[START Available data]

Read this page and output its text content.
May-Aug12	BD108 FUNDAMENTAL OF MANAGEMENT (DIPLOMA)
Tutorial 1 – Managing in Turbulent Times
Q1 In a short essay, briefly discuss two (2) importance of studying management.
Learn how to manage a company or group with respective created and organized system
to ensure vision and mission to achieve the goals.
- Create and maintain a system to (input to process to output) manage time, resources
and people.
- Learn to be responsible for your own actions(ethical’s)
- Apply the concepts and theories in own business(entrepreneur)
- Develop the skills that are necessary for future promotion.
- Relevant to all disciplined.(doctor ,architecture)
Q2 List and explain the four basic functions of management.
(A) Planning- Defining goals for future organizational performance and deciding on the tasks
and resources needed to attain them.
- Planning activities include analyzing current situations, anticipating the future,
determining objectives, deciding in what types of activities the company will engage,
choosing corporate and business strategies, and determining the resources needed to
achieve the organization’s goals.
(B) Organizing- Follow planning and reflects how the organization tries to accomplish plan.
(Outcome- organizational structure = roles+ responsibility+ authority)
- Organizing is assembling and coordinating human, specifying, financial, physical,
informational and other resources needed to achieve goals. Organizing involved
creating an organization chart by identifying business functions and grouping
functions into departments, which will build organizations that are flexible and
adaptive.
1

[END Available data]

● What to work on
Reproduce the listing above word for word.

● Solution to this task
Read this page and output its text content.
May-Aug12	BD108 FUNDAMENTAL OF MANAGEMENT (DIPLOMA)
Tutorial 1 – Managing in Turbulent Times
Q1 In a short essay, briefly discuss two (2) importance of studying management.
Learn how to manage a company or group with respective created and organized system
to ensure vision and mission to achieve the goals.
- Create and maintain a system to (input to process to output) manage time, resources
and people.
- Learn to be responsible for your own actions(ethical’s)
- Apply the concepts and theories in own business(entrepreneur)
- Develop the skills that are necessary for future promotion.
- Relevant to all disciplined.(doctor ,architecture)
Q2 List and explain the four basic functions of management.
(A) Planning- Defining goals for future organizational performance and deciding on the tasks
and resources needed to attain them.
- Planning activities include analyzing current situations, anticipating the future,
determining objectives, deciding in what types of activities the company will engage,
choosing corporate and business strategies, and determining the resources needed to
achieve the organization’s goals.
(B) Organizing- Follow planning and reflects how the organization tries to accomplish plan.
(Outcome- organizational structure = roles+ responsibility+ authority)
- Organizing is assembling and coordinating human, specifying, financial, physical,
informational and other resources needed to achieve goals. Organizing involved
creating an organization chart by identifying business functions and grouping
functions into departments, which will build organizations that are flexible and
adaptive.
1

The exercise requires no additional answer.